**Given problem**.
Quote all of the data below exactly, please.
....
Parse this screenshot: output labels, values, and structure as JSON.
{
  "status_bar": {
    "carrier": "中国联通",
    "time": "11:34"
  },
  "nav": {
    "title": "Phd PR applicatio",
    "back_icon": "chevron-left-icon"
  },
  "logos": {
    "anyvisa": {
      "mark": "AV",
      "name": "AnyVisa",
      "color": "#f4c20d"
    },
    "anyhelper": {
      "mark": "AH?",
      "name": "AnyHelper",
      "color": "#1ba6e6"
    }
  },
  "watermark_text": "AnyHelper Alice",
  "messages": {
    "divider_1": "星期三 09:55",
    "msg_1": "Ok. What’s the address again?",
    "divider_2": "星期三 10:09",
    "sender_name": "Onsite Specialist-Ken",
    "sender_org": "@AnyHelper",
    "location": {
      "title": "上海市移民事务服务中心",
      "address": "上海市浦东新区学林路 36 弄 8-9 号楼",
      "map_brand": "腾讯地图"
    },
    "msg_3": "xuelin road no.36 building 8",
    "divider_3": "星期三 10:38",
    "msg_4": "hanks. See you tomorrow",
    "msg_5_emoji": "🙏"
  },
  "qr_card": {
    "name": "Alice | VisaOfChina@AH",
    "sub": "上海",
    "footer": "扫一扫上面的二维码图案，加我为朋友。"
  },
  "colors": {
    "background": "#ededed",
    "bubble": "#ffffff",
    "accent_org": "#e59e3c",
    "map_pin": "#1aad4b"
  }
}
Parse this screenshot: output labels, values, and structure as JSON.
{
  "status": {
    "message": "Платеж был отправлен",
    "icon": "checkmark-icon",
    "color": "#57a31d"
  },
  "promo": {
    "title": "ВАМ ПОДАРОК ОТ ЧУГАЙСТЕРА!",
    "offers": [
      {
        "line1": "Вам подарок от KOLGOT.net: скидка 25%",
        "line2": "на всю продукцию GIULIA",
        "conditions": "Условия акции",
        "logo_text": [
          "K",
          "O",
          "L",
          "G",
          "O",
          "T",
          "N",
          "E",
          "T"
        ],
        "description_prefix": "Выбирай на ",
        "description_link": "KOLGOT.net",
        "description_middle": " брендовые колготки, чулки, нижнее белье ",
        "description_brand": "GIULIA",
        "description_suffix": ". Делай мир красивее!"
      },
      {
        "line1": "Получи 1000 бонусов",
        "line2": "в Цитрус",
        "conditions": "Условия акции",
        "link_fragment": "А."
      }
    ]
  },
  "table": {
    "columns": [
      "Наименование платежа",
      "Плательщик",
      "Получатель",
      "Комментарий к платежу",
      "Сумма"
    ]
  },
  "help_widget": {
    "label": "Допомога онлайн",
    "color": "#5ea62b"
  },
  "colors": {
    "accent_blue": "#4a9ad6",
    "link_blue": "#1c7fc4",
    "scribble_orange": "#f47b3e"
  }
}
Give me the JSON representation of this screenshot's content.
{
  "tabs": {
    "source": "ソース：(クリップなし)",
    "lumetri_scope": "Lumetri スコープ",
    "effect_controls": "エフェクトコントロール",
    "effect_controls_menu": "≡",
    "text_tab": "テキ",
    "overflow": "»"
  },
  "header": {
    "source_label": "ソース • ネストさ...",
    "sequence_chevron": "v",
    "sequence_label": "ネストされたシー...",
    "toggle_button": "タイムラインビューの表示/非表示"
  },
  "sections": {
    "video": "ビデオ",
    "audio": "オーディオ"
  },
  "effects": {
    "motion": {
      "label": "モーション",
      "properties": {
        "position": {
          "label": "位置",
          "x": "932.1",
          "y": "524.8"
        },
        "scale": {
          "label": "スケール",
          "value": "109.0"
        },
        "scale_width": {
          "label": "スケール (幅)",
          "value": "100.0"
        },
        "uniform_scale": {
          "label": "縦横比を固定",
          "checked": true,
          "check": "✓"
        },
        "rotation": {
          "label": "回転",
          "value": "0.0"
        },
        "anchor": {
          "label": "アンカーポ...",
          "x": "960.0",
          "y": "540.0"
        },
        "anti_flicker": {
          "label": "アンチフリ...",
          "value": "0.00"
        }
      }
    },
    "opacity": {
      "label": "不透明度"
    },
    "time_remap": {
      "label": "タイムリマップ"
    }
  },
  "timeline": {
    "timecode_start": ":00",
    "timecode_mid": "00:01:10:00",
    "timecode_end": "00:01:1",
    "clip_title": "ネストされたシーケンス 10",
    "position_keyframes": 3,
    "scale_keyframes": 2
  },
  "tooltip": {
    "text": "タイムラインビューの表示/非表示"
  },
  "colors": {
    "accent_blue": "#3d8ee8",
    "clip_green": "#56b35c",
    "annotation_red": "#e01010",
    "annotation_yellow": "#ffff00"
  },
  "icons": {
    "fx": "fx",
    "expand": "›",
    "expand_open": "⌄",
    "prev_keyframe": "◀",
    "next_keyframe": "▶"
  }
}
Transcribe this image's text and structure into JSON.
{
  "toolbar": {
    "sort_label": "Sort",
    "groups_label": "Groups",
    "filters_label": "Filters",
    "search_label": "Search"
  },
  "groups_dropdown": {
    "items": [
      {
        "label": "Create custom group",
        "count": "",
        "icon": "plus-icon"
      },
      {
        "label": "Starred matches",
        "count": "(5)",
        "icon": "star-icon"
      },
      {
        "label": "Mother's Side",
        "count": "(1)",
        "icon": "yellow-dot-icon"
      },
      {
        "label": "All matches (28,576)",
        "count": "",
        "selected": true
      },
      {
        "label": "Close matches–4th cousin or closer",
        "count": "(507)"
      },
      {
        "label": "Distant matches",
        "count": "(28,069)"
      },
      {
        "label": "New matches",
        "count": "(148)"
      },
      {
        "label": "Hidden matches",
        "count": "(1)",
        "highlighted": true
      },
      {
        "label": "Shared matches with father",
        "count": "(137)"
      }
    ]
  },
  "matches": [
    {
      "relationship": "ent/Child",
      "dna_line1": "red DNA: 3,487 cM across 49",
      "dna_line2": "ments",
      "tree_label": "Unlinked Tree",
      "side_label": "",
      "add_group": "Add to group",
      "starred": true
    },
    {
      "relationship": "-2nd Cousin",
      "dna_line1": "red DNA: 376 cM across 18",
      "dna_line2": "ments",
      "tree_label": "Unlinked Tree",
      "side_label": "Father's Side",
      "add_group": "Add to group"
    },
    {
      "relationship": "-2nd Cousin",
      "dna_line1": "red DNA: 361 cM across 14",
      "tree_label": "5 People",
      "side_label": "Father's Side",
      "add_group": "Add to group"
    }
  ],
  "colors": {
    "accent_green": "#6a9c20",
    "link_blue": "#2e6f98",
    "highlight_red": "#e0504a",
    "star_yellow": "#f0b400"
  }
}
....
**Output of the task**.
Parse this screenshot: output labels, values, and structure as JSON.
{
  "status_bar": {
    "carrier": "中国联通",
    "time": "11:34"
  },
  "nav": {
    "title": "Phd PR applicatio",
    "back_icon": "chevron-left-icon"
  },
  "logos": {
    "anyvisa": {
      "mark": "AV",
      "name": "AnyVisa",
      "color": "#f4c20d"
    },
    "anyhelper": {
      "mark": "AH?",
      "name": "AnyHelper",
      "color": "#1ba6e6"
    }
  },
  "watermark_text": "AnyHelper Alice",
  "messages": {
    "divider_1": "星期三 09:55",
    "msg_1": "Ok. What’s the address again?",
    "divider_2": "星期三 10:09",
    "sender_name": "Onsite Specialist-Ken",
    "sender_org": "@AnyHelper",
    "location": {
      "title": "上海市移民事务服务中心",
      "address": "上海市浦东新区学林路 36 弄 8-9 号楼",
      "map_brand": "腾讯地图"
    },
    "msg_3": "xuelin road no.36 building 8",
    "divider_3": "星期三 10:38",
    "msg_4": "hanks. See you tomorrow",
    "msg_5_emoji": "🙏"
  },
  "qr_card": {
    "name": "Alice | VisaOfChina@AH",
    "sub": "上海",
    "footer": "扫一扫上面的二维码图案，加我为朋友。"
  },
  "colors": {
    "background": "#ededed",
    "bubble": "#ffffff",
    "accent_org": "#e59e3c",
    "map_pin": "#1aad4b"
  }
}
Parse this screenshot: output labels, values, and structure as JSON.
{
  "status": {
    "message": "Платеж был отправлен",
    "icon": "checkmark-icon",
    "color": "#57a31d"
  },
  "promo": {
    "title": "ВАМ ПОДАРОК ОТ ЧУГАЙСТЕРА!",
    "offers": [
      {
        "line1": "Вам подарок от KOLGOT.net: скидка 25%",
        "line2": "на всю продукцию GIULIA",
        "conditions": "Условия акции",
        "logo_text": [
          "K",
          "O",
          "L",
          "G",
          "O",
          "T",
          "N",
          "E",
          "T"
        ],
        "description_prefix": "Выбирай на ",
        "description_link": "KOLGOT.net",
        "description_middle": " брендовые колготки, чулки, нижнее белье ",
        "description_brand": "GIULIA",
        "description_suffix": ". Делай мир красивее!"
      },
      {
        "line1": "Получи 1000 бонусов",
        "line2": "в Цитрус",
        "conditions": "Условия акции",
        "link_fragment": "А."
      }
    ]
  },
  "table": {
    "columns": [
      "Наименование платежа",
      "Плательщик",
      "Получатель",
      "Комментарий к платежу",
      "Сумма"
    ]
  },
  "help_widget": {
    "label": "Допомога онлайн",
    "color": "#5ea62b"
  },
  "colors": {
    "accent_blue": "#4a9ad6",
    "link_blue": "#1c7fc4",
    "scribble_orange": "#f47b3e"
  }
}
Give me the JSON representation of this screenshot's content.
{
  "tabs": {
    "source": "ソース：(クリップなし)",
    "lumetri_scope": "Lumetri スコープ",
    "effect_controls": "エフェクトコントロール",
    "effect_controls_menu": "≡",
    "text_tab": "テキ",
    "overflow": "»"
  },
  "header": {
    "source_label": "ソース • ネストさ...",
    "sequence_chevron": "v",
    "sequence_label": "ネストされたシー...",
    "toggle_button": "タイムラインビューの表示/非表示"
  },
  "sections": {
    "video": "ビデオ",
    "audio": "オーディオ"
  },
  "effects": {
    "motion": {
      "label": "モーション",
      "properties": {
        "position": {
          "label": "位置",
          "x": "932.1",
          "y": "524.8"
        },
        "scale": {
          "label": "スケール",
          "value": "109.0"
        },
        "scale_width": {
          "label": "スケール (幅)",
          "value": "100.0"
        },
        "uniform_scale": {
          "label": "縦横比を固定",
          "checked": true,
          "check": "✓"
        },
        "rotation": {
          "label": "回転",
          "value": "0.0"
        },
        "anchor": {
          "label": "アンカーポ...",
          "x": "960.0",
          "y": "540.0"
        },
        "anti_flicker": {
          "label": "アンチフリ...",
          "value": "0.00"
        }
      }
    },
    "opacity": {
      "label": "不透明度"
    },
    "time_remap": {
      "label": "タイムリマップ"
    }
  },
  "timeline": {
    "timecode_start": ":00",
    "timecode_mid": "00:01:10:00",
    "timecode_end": "00:01:1",
    "clip_title": "ネストされたシーケンス 10",
    "position_keyframes": 3,
    "scale_keyframes": 2
  },
  "tooltip": {
    "text": "タイムラインビューの表示/非表示"
  },
  "colors": {
    "accent_blue": "#3d8ee8",
    "clip_green": "#56b35c",
    "annotation_red": "#e01010",
    "annotation_yellow": "#ffff00"
  },
  "icons": {
    "fx": "fx",
    "expand": "›",
    "expand_open": "⌄",
    "prev_keyframe": "◀",
    "next_keyframe": "▶"
  }
}
Transcribe this image's text and structure into JSON.
{
  "toolbar": {
    "sort_label": "Sort",
    "groups_label": "Groups",
    "filters_label": "Filters",
    "search_label": "Search"
  },
  "groups_dropdown": {
    "items": [
      {
        "label": "Create custom group",
        "count": "",
        "icon": "plus-icon"
      },
      {
        "label": "Starred matches",
        "count": "(5)",
        "icon": "star-icon"
      },
      {
        "label": "Mother's Side",
        "count": "(1)",
        "icon": "yellow-dot-icon"
      },
      {
        "label": "All matches (28,576)",
        "count": "",
        "selected": true
      },
      {
        "label": "Close matches–4th cousin or closer",
        "count": "(507)"
      },
      {
        "label": "Distant matches",
        "count": "(28,069)"
      },
      {
        "label": "New matches",
        "count": "(148)"
      },
      {
        "label": "Hidden matches",
        "count": "(1)",
        "highlighted": true
      },
      {
        "label": "Shared matches with father",
        "count": "(137)"
      }
    ]
  },
  "matches": [
    {
      "relationship": "ent/Child",
      "dna_line1": "red DNA: 3,487 cM across 49",
      "dna_line2": "ments",
      "tree_label": "Unlinked Tree",
      "side_label": "",
      "add_group": "Add to group",
      "starred": true
    },
    {
      "relationship": "-2nd Cousin",
      "dna_line1": "red DNA: 376 cM across 18",
      "dna_line2": "ments",
      "tree_label": "Unlinked Tree",
      "side_label": "Father's Side",
      "add_group": "Add to group"
    },
    {
      "relationship": "-2nd Cousin",
      "dna_line1": "red DNA: 361 cM across 14",
      "tree_label": "5 People",
      "side_label": "Father's Side",
      "add_group": "Add to group"
    }
  ],
  "colors": {
    "accent_green": "#6a9c20",
    "link_blue": "#2e6f98",
    "highlight_red": "#e0504a",
    "star_yellow": "#f0b400"
  }
}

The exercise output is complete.